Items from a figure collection

--- Begin ---

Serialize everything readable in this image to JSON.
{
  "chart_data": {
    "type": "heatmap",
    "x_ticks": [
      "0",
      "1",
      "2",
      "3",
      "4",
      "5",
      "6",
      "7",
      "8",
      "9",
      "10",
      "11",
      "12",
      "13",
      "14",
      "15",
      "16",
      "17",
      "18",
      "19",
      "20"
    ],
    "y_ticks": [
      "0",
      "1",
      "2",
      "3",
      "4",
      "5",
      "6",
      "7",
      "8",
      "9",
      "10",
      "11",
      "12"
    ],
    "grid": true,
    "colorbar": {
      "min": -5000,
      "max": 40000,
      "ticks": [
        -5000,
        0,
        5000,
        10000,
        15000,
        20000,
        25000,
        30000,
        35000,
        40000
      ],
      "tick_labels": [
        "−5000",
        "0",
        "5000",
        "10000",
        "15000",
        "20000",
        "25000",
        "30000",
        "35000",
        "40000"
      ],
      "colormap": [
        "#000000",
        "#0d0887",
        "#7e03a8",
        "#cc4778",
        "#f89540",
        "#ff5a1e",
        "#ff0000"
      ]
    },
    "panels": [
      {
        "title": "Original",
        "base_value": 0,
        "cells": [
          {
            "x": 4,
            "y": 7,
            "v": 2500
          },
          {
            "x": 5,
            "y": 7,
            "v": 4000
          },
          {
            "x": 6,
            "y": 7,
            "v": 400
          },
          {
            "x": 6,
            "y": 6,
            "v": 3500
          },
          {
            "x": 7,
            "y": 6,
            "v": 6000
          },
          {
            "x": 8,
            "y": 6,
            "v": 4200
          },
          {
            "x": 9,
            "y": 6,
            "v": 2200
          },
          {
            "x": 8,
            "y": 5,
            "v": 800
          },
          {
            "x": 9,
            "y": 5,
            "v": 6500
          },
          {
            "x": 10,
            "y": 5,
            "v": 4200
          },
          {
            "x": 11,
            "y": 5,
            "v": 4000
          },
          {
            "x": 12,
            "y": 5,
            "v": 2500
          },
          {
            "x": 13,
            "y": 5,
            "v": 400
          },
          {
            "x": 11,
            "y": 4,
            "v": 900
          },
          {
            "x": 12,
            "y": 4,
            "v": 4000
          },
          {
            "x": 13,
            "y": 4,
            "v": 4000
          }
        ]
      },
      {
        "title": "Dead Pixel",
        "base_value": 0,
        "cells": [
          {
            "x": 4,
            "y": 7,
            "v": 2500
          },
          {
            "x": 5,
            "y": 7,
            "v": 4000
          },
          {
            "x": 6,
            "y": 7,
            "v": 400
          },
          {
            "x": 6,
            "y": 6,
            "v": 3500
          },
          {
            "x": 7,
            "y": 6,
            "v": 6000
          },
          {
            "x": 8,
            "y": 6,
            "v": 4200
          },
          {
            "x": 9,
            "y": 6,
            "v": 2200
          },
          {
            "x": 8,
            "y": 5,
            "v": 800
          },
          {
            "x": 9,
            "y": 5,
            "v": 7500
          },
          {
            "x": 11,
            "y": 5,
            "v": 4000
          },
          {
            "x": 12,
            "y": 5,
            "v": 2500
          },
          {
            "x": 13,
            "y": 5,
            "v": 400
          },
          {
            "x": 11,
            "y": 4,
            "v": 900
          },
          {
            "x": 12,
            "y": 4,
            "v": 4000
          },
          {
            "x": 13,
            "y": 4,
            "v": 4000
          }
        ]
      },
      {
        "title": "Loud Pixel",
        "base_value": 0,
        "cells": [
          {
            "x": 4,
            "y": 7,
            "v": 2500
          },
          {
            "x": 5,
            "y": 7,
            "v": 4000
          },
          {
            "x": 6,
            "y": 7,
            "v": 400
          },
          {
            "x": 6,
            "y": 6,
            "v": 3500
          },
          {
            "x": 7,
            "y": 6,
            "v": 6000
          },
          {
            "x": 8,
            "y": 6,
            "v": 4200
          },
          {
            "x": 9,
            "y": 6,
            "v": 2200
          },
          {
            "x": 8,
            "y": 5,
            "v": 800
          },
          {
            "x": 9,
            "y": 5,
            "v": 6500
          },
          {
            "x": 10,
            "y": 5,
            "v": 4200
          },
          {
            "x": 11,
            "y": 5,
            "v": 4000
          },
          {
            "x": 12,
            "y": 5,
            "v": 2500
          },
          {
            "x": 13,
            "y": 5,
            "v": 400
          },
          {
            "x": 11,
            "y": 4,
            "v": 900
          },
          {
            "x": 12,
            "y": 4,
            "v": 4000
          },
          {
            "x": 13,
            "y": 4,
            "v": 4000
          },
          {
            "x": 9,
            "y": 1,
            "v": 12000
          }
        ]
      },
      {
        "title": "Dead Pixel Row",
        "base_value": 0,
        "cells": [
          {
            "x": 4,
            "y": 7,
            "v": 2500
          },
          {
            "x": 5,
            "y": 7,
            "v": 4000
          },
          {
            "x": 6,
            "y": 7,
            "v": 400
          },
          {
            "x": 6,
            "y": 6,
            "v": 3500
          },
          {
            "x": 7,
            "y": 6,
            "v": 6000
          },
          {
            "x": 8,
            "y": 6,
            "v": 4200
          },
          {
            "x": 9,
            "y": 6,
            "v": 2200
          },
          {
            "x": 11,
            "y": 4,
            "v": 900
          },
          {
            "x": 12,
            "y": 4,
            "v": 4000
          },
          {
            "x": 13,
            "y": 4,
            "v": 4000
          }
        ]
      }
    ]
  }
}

--- End ---

▶ **Required task**: Please restate the whole listing word for word.

▶ **Task result**:
Serialize everything readable in this image to JSON.
{
  "chart_data": {
    "type": "heatmap",
    "x_ticks": [
      "0",
      "1",
      "2",
      "3",
      "4",
      "5",
      "6",
      "7",
      "8",
      "9",
      "10",
      "11",
      "12",
      "13",
      "14",
      "15",
      "16",
      "17",
      "18",
      "19",
      "20"
    ],
    "y_ticks": [
      "0",
      "1",
      "2",
      "3",
      "4",
      "5",
      "6",
      "7",
      "8",
      "9",
      "10",
      "11",
      "12"
    ],
    "grid": true,
    "colorbar": {
      "min": -5000,
      "max": 40000,
      "ticks": [
        -5000,
        0,
        5000,
        10000,
        15000,
        20000,
        25000,
        30000,
        35000,
        40000
      ],
      "tick_labels": [
        "−5000",
        "0",
        "5000",
        "10000",
        "15000",
        "20000",
        "25000",
        "30000",
        "35000",
        "40000"
      ],
      "colormap": [
        "#000000",
        "#0d0887",
        "#7e03a8",
        "#cc4778",
        "#f89540",
        "#ff5a1e",
        "#ff0000"
      ]
    },
    "panels": [
      {
        "title": "Original",
        "base_value": 0,
        "cells": [
          {
            "x": 4,
            "y": 7,
            "v": 2500
          },
          {
            "x": 5,
            "y": 7,
            "v": 4000
          },
          {
            "x": 6,
            "y": 7,
            "v": 400
          },
          {
            "x": 6,
            "y": 6,
            "v": 3500
          },
          {
            "x": 7,
            "y": 6,
            "v": 6000
          },
          {
            "x": 8,
            "y": 6,
            "v": 4200
          },
          {
            "x": 9,
            "y": 6,
            "v": 2200
          },
          {
            "x": 8,
            "y": 5,
            "v": 800
          },
          {
            "x": 9,
            "y": 5,
            "v": 6500
          },
          {
            "x": 10,
            "y": 5,
            "v": 4200
          },
          {
            "x": 11,
            "y": 5,
            "v": 4000
          },
          {
            "x": 12,
            "y": 5,
            "v": 2500
          },
          {
            "x": 13,
            "y": 5,
            "v": 400
          },
          {
            "x": 11,
            "y": 4,
            "v": 900
          },
          {
            "x": 12,
            "y": 4,
            "v": 4000
          },
          {
            "x": 13,
            "y": 4,
            "v": 4000
          }
        ]
      },
      {
        "title": "Dead Pixel",
        "base_value": 0,
        "cells": [
          {
            "x": 4,
            "y": 7,
            "v": 2500
          },
          {
            "x": 5,
            "y": 7,
            "v": 4000
          },
          {
            "x": 6,
            "y": 7,
            "v": 400
          },
          {
            "x": 6,
            "y": 6,
            "v": 3500
          },
          {
            "x": 7,
            "y": 6,
            "v": 6000
          },
          {
            "x": 8,
            "y": 6,
            "v": 4200
          },
          {
            "x": 9,
            "y": 6,
            "v": 2200
          },
          {
            "x": 8,
            "y": 5,
            "v": 800
          },
          {
            "x": 9,
            "y": 5,
            "v": 7500
          },
          {
            "x": 11,
            "y": 5,
            "v": 4000
          },
          {
            "x": 12,
            "y": 5,
            "v": 2500
          },
          {
            "x": 13,
            "y": 5,
            "v": 400
          },
          {
            "x": 11,
            "y": 4,
            "v": 900
          },
          {
            "x": 12,
            "y": 4,
            "v": 4000
          },
          {
            "x": 13,
            "y": 4,
            "v": 4000
          }
        ]
      },
      {
        "title": "Loud Pixel",
        "base_value": 0,
        "cells": [
          {
            "x": 4,
            "y": 7,
            "v": 2500
          },
          {
            "x": 5,
            "y": 7,
            "v": 4000
          },
          {
            "x": 6,
            "y": 7,
            "v": 400
          },
          {
            "x": 6,
            "y": 6,
            "v": 3500
          },
          {
            "x": 7,
            "y": 6,
            "v": 6000
          },
          {
            "x": 8,
            "y": 6,
            "v": 4200
          },
          {
            "x": 9,
            "y": 6,
            "v": 2200
          },
          {
            "x": 8,
            "y": 5,
            "v": 800
          },
          {
            "x": 9,
            "y": 5,
            "v": 6500
          },
          {
            "x": 10,
            "y": 5,
            "v": 4200
          },
          {
            "x": 11,
            "y": 5,
            "v": 4000
          },
          {
            "x": 12,
            "y": 5,
            "v": 2500
          },
          {
            "x": 13,
            "y": 5,
            "v": 400
          },
          {
            "x": 11,
            "y": 4,
            "v": 900
          },
          {
            "x": 12,
            "y": 4,
            "v": 4000
          },
          {
            "x": 13,
            "y": 4,
            "v": 4000
          },
          {
            "x": 9,
            "y": 1,
            "v": 12000
          }
        ]
      },
      {
        "title": "Dead Pixel Row",
        "base_value": 0,
        "cells": [
          {
            "x": 4,
            "y": 7,
            "v": 2500
          },
          {
            "x": 5,
            "y": 7,
            "v": 4000
          },
          {
            "x": 6,
            "y": 7,
            "v": 400
          },
          {
            "x": 6,
            "y": 6,
            "v": 3500
          },
          {
            "x": 7,
            "y": 6,
            "v": 6000
          },
          {
            "x": 8,
            "y": 6,
            "v": 4200
          },
          {
            "x": 9,
            "y": 6,
            "v": 2200
          },
          {
            "x": 11,
            "y": 4,
            "v": 900
          },
          {
            "x": 12,
            "y": 4,
            "v": 4000
          },
          {
            "x": 13,
            "y": 4,
            "v": 4000
          }
        ]
      }
    ]
  }
}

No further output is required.